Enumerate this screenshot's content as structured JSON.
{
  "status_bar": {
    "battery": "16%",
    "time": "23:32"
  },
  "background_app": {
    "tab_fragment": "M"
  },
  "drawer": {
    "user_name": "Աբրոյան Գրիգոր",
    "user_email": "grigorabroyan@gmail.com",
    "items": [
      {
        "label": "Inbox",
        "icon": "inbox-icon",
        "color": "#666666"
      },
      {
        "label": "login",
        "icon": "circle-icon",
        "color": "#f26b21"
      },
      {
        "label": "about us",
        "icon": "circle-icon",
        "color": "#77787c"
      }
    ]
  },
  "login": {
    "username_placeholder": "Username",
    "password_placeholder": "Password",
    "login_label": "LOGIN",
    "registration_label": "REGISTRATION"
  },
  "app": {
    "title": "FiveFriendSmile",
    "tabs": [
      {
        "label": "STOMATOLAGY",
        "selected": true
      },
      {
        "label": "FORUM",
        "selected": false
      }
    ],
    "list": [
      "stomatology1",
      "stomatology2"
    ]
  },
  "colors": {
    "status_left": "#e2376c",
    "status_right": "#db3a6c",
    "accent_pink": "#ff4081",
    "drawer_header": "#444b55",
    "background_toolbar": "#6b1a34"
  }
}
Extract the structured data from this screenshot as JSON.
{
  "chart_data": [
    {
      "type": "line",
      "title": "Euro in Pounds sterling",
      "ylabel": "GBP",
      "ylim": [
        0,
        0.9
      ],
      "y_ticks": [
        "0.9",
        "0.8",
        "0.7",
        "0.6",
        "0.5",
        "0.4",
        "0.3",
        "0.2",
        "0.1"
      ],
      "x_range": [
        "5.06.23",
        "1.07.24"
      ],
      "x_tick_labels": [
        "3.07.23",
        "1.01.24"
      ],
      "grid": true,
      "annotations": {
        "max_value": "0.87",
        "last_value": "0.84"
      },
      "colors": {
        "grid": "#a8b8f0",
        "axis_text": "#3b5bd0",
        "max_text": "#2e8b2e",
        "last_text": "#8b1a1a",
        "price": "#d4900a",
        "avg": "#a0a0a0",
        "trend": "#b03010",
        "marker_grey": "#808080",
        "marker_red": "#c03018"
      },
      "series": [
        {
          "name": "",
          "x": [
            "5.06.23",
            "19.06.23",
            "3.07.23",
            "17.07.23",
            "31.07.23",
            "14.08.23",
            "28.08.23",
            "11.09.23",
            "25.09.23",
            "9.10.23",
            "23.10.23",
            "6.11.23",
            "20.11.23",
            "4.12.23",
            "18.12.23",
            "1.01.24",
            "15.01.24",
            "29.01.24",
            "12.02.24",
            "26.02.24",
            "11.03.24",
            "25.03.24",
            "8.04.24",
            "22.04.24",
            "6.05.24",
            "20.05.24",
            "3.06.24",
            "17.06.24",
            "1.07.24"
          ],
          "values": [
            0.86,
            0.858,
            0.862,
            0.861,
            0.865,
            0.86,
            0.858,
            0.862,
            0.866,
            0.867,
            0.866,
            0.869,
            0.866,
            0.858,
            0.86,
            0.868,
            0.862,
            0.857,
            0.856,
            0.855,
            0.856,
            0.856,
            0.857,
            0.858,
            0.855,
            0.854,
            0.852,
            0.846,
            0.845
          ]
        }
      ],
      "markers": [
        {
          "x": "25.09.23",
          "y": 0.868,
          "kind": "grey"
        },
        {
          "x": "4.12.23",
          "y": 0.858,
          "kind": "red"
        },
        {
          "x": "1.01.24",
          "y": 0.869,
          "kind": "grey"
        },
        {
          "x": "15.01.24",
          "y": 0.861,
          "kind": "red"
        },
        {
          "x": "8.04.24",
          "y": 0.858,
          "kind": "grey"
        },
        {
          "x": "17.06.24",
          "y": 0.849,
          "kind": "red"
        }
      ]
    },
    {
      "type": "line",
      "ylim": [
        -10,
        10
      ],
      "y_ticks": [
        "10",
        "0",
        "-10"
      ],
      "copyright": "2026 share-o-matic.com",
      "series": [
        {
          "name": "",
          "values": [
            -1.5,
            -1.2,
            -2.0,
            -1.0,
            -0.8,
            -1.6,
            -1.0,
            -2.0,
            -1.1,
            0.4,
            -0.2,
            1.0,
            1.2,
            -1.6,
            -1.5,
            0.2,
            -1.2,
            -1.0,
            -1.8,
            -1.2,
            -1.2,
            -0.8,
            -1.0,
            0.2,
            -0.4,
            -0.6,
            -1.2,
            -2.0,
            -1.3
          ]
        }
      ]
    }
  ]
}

▶ _EXERCISE PROMPT_
Reproduce the data shown above exactly.

▶ _SOLUTION TO THE EXERCISE_
Enumerate this screenshot's content as structured JSON.
{
  "status_bar": {
    "battery": "16%",
    "time": "23:32"
  },
  "background_app": {
    "tab_fragment": "M"
  },
  "drawer": {
    "user_name": "Աբրոյան Գրիգոր",
    "user_email": "grigorabroyan@gmail.com",
    "items": [
      {
        "label": "Inbox",
        "icon": "inbox-icon",
        "color": "#666666"
      },
      {
        "label": "login",
        "icon": "circle-icon",
        "color": "#f26b21"
      },
      {
        "label": "about us",
        "icon": "circle-icon",
        "color": "#77787c"
      }
    ]
  },
  "login": {
    "username_placeholder": "Username",
    "password_placeholder": "Password",
    "login_label": "LOGIN",
    "registration_label": "REGISTRATION"
  },
  "app": {
    "title": "FiveFriendSmile",
    "tabs": [
      {
        "label": "STOMATOLAGY",
        "selected": true
      },
      {
        "label": "FORUM",
        "selected": false
      }
    ],
    "list": [
      "stomatology1",
      "stomatology2"
    ]
  },
  "colors": {
    "status_left": "#e2376c",
    "status_right": "#db3a6c",
    "accent_pink": "#ff4081",
    "drawer_header": "#444b55",
    "background_toolbar": "#6b1a34"
  }
}
Extract the structured data from this screenshot as JSON.
{
  "chart_data": [
    {
      "type": "line",
      "title": "Euro in Pounds sterling",
      "ylabel": "GBP",
      "ylim": [
        0,
        0.9
      ],
      "y_ticks": [
        "0.9",
        "0.8",
        "0.7",
        "0.6",
        "0.5",
        "0.4",
        "0.3",
        "0.2",
        "0.1"
      ],
      "x_range": [
        "5.06.23",
        "1.07.24"
      ],
      "x_tick_labels": [
        "3.07.23",
        "1.01.24"
      ],
      "grid": true,
      "annotations": {
        "max_value": "0.87",
        "last_value": "0.84"
      },
      "colors": {
        "grid": "#a8b8f0",
        "axis_text": "#3b5bd0",
        "max_text": "#2e8b2e",
        "last_text": "#8b1a1a",
        "price": "#d4900a",
        "avg": "#a0a0a0",
        "trend": "#b03010",
        "marker_grey": "#808080",
        "marker_red": "#c03018"
      },
      "series": [
        {
          "name": "",
          "x": [
            "5.06.23",
            "19.06.23",
            "3.07.23",
            "17.07.23",
            "31.07.23",
            "14.08.23",
            "28.08.23",
            "11.09.23",
            "25.09.23",
            "9.10.23",
            "23.10.23",
            "6.11.23",
            "20.11.23",
            "4.12.23",
            "18.12.23",
            "1.01.24",
            "15.01.24",
            "29.01.24",
            "12.02.24",
            "26.02.24",
            "11.03.24",
            "25.03.24",
            "8.04.24",
            "22.04.24",
            "6.05.24",
            "20.05.24",
            "3.06.24",
            "17.06.24",
            "1.07.24"
          ],
          "values": [
            0.86,
            0.858,
            0.862,
            0.861,
            0.865,
            0.86,
            0.858,
            0.862,
            0.866,
            0.867,
            0.866,
            0.869,
            0.866,
            0.858,
            0.86,
            0.868,
            0.862,
            0.857,
            0.856,
            0.855,
            0.856,
            0.856,
            0.857,
            0.858,
            0.855,
            0.854,
            0.852,
            0.846,
            0.845
          ]
        }
      ],
      "markers": [
        {
          "x": "25.09.23",
          "y": 0.868,
          "kind": "grey"
        },
        {
          "x": "4.12.23",
          "y": 0.858,
          "kind": "red"
        },
        {
          "x": "1.01.24",
          "y": 0.869,
          "kind": "grey"
        },
        {
          "x": "15.01.24",
          "y": 0.861,
          "kind": "red"
        },
        {
          "x": "8.04.24",
          "y": 0.858,
          "kind": "grey"
        },
        {
          "x": "17.06.24",
          "y": 0.849,
          "kind": "red"
        }
      ]
    },
    {
      "type": "line",
      "ylim": [
        -10,
        10
      ],
      "y_ticks": [
        "10",
        "0",
        "-10"
      ],
      "copyright": "2026 share-o-matic.com",
      "series": [
        {
          "name": "",
          "values": [
            -1.5,
            -1.2,
            -2.0,
            -1.0,
            -0.8,
            -1.6,
            -1.0,
            -2.0,
            -1.1,
            0.4,
            -0.2,
            1.0,
            1.2,
            -1.6,
            -1.5,
            0.2,
            -1.2,
            -1.0,
            -1.8,
            -1.2,
            -1.2,
            -0.8,
            -1.0,
            0.2,
            -0.4,
            -0.6,
            -1.2,
            -2.0,
            -1.3
          ]
        }
      ]
    }
  ]
}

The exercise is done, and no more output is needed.